'''

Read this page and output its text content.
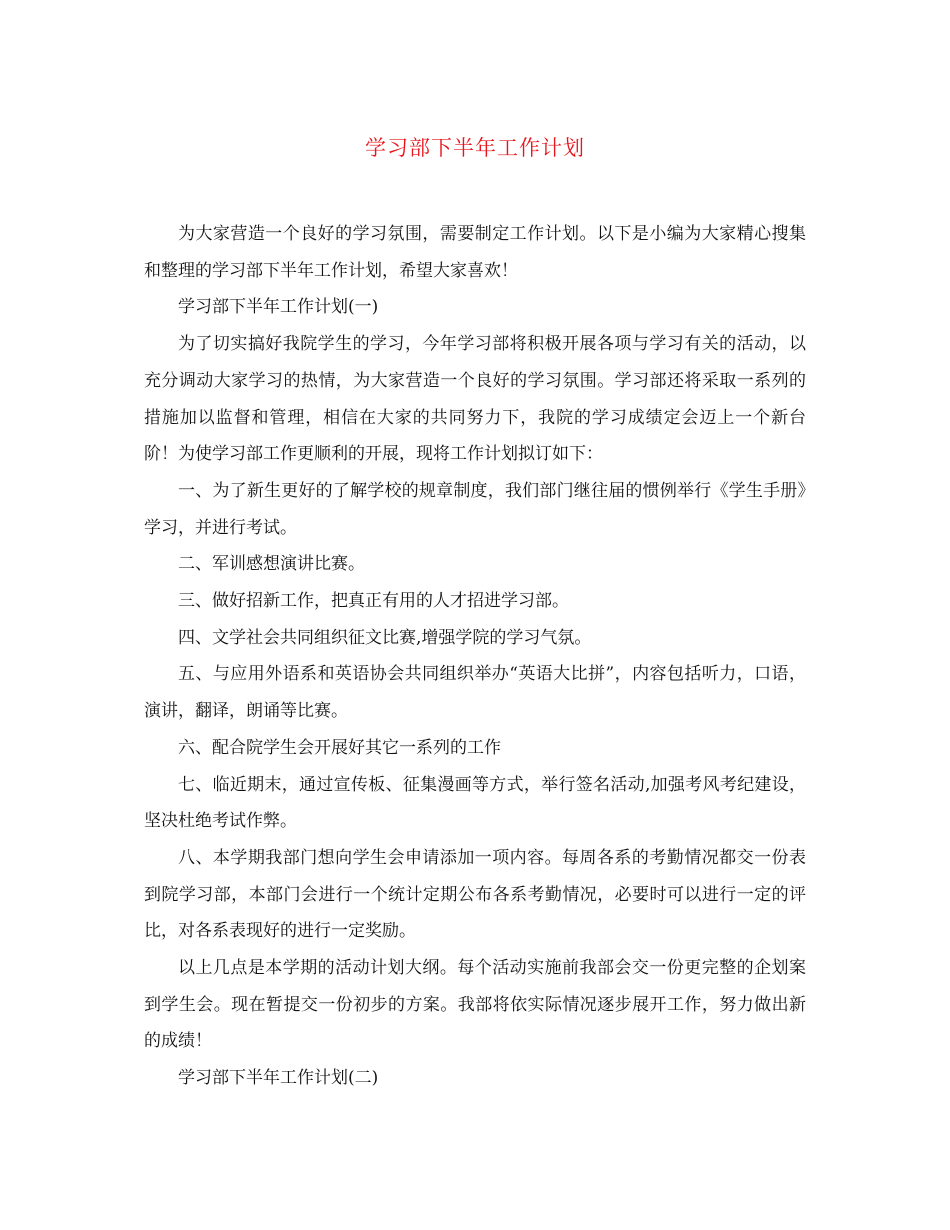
学习部下半年工作计划

为大家营造一个良好的学习氛围，需要制定工作计划。以下是小编为大家精心搜集和整理的学习部下半年工作计划，希望大家喜欢！

学习部下半年工作计划(一)

为了切实搞好我院学生的学习，今年学习部将积极开展各项与学习有关的活动，以充分调动大家学习的热情，为大家营造一个良好的学习氛围。学习部还将采取一系列的措施加以监督和管理，相信在大家的共同努力下，我院的学习成绩定会迈上一个新台阶！为使学习部工作更顺利的开展，现将工作计划拟订如下：

一、为了新生更好的了解学校的规章制度，我们部门继往届的惯例举行《学生手册》学习，并进行考试。

二、军训感想演讲比赛。

三、做好招新工作，把真正有用的人才招进学习部。

四、文学社会共同组织征文比赛,增强学院的学习气氛。

五、与应用外语系和英语协会共同组织举办“英语大比拼”，内容包括听力，口语，演讲，翻译，朗诵等比赛。

六、配合院学生会开展好其它一系列的工作

七、临近期末，通过宣传板、征集漫画等方式，举行签名活动,加强考风考纪建设，坚决杜绝考试作弊。

八、本学期我部门想向学生会申请添加一项内容。每周各系的考勤情况都交一份表到院学习部，本部门会进行一个统计定期公布各系考勤情况，必要时可以进行一定的评比，对各系表现好的进行一定奖励。

以上几点是本学期的活动计划大纲。每个活动实施前我部会交一份更完整的企划案到学生会。现在暂提交一份初步的方案。我部将依实际情况逐步展开工作，努力做出新的成绩！

学习部下半年工作计划(二)
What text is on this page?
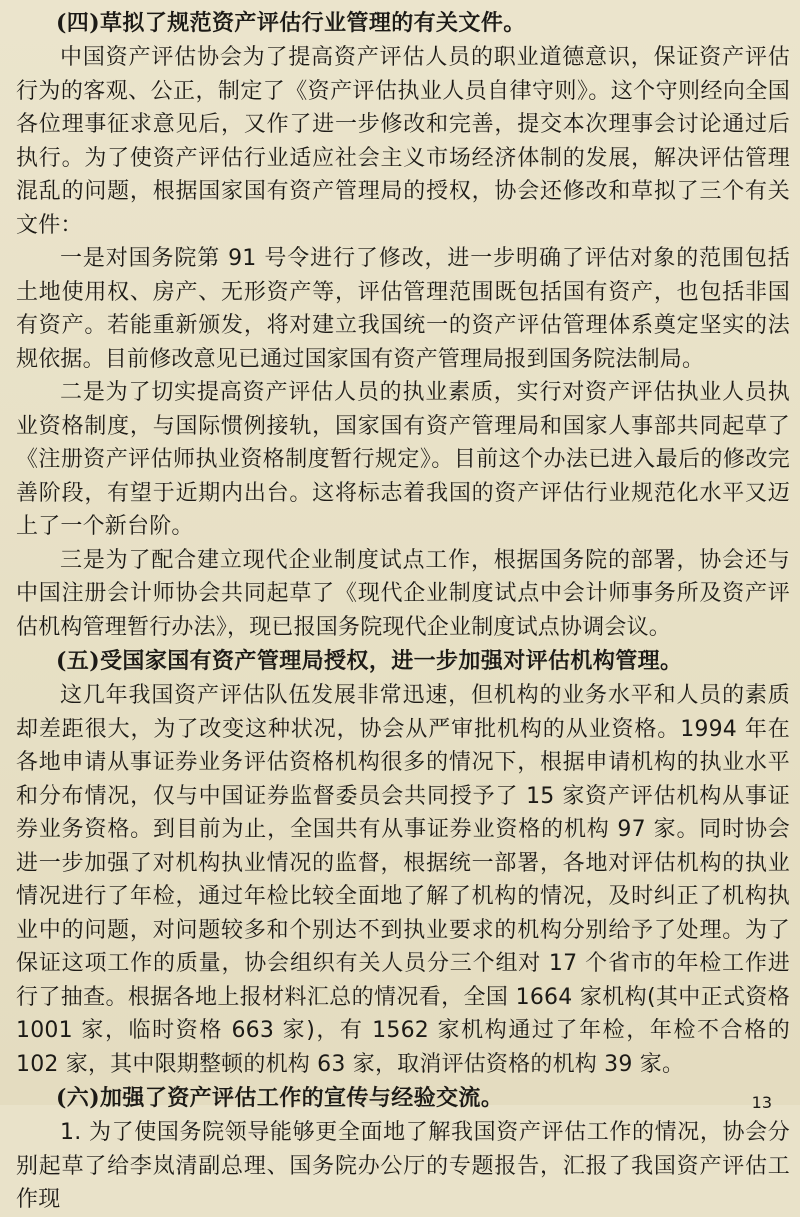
(四)草拟了规范资产评估行业管理的有关文件。

中国资产评估协会为了提高资产评估人员的职业道德意识，保证资产评估行为的客观、公正，制定了《资产评估执业人员自律守则》。这个守则经向全国各位理事征求意见后，又作了进一步修改和完善，提交本次理事会讨论通过后执行。为了使资产评估行业适应社会主义市场经济体制的发展，解决评估管理混乱的问题，根据国家国有资产管理局的授权，协会还修改和草拟了三个有关文件：

一是对国务院第 91 号令进行了修改，进一步明确了评估对象的范围包括土地使用权、房产、无形资产等，评估管理范围既包括国有资产，也包括非国有资产。若能重新颁发，将对建立我国统一的资产评估管理体系奠定坚实的法规依据。目前修改意见已通过国家国有资产管理局报到国务院法制局。

二是为了切实提高资产评估人员的执业素质，实行对资产评估执业人员执业资格制度，与国际惯例接轨，国家国有资产管理局和国家人事部共同起草了《注册资产评估师执业资格制度暂行规定》。目前这个办法已进入最后的修改完善阶段，有望于近期内出台。这将标志着我国的资产评估行业规范化水平又迈上了一个新台阶。

三是为了配合建立现代企业制度试点工作，根据国务院的部署，协会还与中国注册会计师协会共同起草了《现代企业制度试点中会计师事务所及资产评估机构管理暂行办法》，现已报国务院现代企业制度试点协调会议。

(五)受国家国有资产管理局授权，进一步加强对评估机构管理。

这几年我国资产评估队伍发展非常迅速，但机构的业务水平和人员的素质却差距很大，为了改变这种状况，协会从严审批机构的从业资格。1994 年在各地申请从事证券业务评估资格机构很多的情况下，根据申请机构的执业水平和分布情况，仅与中国证券监督委员会共同授予了 15 家资产评估机构从事证券业务资格。到目前为止，全国共有从事证券业资格的机构 97 家。同时协会进一步加强了对机构执业情况的监督，根据统一部署，各地对评估机构的执业情况进行了年检，通过年检比较全面地了解了机构的情况，及时纠正了机构执业中的问题，对问题较多和个别达不到执业要求的机构分别给予了处理。为了保证这项工作的质量，协会组织有关人员分三个组对 17 个省市的年检工作进行了抽查。根据各地上报材料汇总的情况看，全国 1664 家机构(其中正式资格 1001 家，临时资格 663 家)，有 1562 家机构通过了年检，年检不合格的 102 家，其中限期整顿的机构 63 家，取消评估资格的机构 39 家。

(六)加强了资产评估工作的宣传与经验交流。

1. 为了使国务院领导能够更全面地了解我国资产评估工作的情况，协会分别起草了给李岚清副总理、国务院办公厅的专题报告，汇报了我国资产评估工作现

13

'''

- _Aim_
Will you restate every entry word for word and omit the images?

- _Task answer_
Read this page and output its text content.
学习部下半年工作计划

为大家营造一个良好的学习氛围，需要制定工作计划。以下是小编为大家精心搜集和整理的学习部下半年工作计划，希望大家喜欢！

学习部下半年工作计划(一)

为了切实搞好我院学生的学习，今年学习部将积极开展各项与学习有关的活动，以充分调动大家学习的热情，为大家营造一个良好的学习氛围。学习部还将采取一系列的措施加以监督和管理，相信在大家的共同努力下，我院的学习成绩定会迈上一个新台阶！为使学习部工作更顺利的开展，现将工作计划拟订如下：

一、为了新生更好的了解学校的规章制度，我们部门继往届的惯例举行《学生手册》学习，并进行考试。

二、军训感想演讲比赛。

三、做好招新工作，把真正有用的人才招进学习部。

四、文学社会共同组织征文比赛,增强学院的学习气氛。

五、与应用外语系和英语协会共同组织举办“英语大比拼”，内容包括听力，口语，演讲，翻译，朗诵等比赛。

六、配合院学生会开展好其它一系列的工作

七、临近期末，通过宣传板、征集漫画等方式，举行签名活动,加强考风考纪建设，坚决杜绝考试作弊。

八、本学期我部门想向学生会申请添加一项内容。每周各系的考勤情况都交一份表到院学习部，本部门会进行一个统计定期公布各系考勤情况，必要时可以进行一定的评比，对各系表现好的进行一定奖励。

以上几点是本学期的活动计划大纲。每个活动实施前我部会交一份更完整的企划案到学生会。现在暂提交一份初步的方案。我部将依实际情况逐步展开工作，努力做出新的成绩！

学习部下半年工作计划(二)
What text is on this page?
(四)草拟了规范资产评估行业管理的有关文件。

中国资产评估协会为了提高资产评估人员的职业道德意识，保证资产评估行为的客观、公正，制定了《资产评估执业人员自律守则》。这个守则经向全国各位理事征求意见后，又作了进一步修改和完善，提交本次理事会讨论通过后执行。为了使资产评估行业适应社会主义市场经济体制的发展，解决评估管理混乱的问题，根据国家国有资产管理局的授权，协会还修改和草拟了三个有关文件：

一是对国务院第 91 号令进行了修改，进一步明确了评估对象的范围包括土地使用权、房产、无形资产等，评估管理范围既包括国有资产，也包括非国有资产。若能重新颁发，将对建立我国统一的资产评估管理体系奠定坚实的法规依据。目前修改意见已通过国家国有资产管理局报到国务院法制局。

二是为了切实提高资产评估人员的执业素质，实行对资产评估执业人员执业资格制度，与国际惯例接轨，国家国有资产管理局和国家人事部共同起草了《注册资产评估师执业资格制度暂行规定》。目前这个办法已进入最后的修改完善阶段，有望于近期内出台。这将标志着我国的资产评估行业规范化水平又迈上了一个新台阶。

三是为了配合建立现代企业制度试点工作，根据国务院的部署，协会还与中国注册会计师协会共同起草了《现代企业制度试点中会计师事务所及资产评估机构管理暂行办法》，现已报国务院现代企业制度试点协调会议。

(五)受国家国有资产管理局授权，进一步加强对评估机构管理。

这几年我国资产评估队伍发展非常迅速，但机构的业务水平和人员的素质却差距很大，为了改变这种状况，协会从严审批机构的从业资格。1994 年在各地申请从事证券业务评估资格机构很多的情况下，根据申请机构的执业水平和分布情况，仅与中国证券监督委员会共同授予了 15 家资产评估机构从事证券业务资格。到目前为止，全国共有从事证券业资格的机构 97 家。同时协会进一步加强了对机构执业情况的监督，根据统一部署，各地对评估机构的执业情况进行了年检，通过年检比较全面地了解了机构的情况，及时纠正了机构执业中的问题，对问题较多和个别达不到执业要求的机构分别给予了处理。为了保证这项工作的质量，协会组织有关人员分三个组对 17 个省市的年检工作进行了抽查。根据各地上报材料汇总的情况看，全国 1664 家机构(其中正式资格 1001 家，临时资格 663 家)，有 1562 家机构通过了年检，年检不合格的 102 家，其中限期整顿的机构 63 家，取消评估资格的机构 39 家。

(六)加强了资产评估工作的宣传与经验交流。

1. 为了使国务院领导能够更全面地了解我国资产评估工作的情况，协会分别起草了给李岚清副总理、国务院办公厅的专题报告，汇报了我国资产评估工作现

13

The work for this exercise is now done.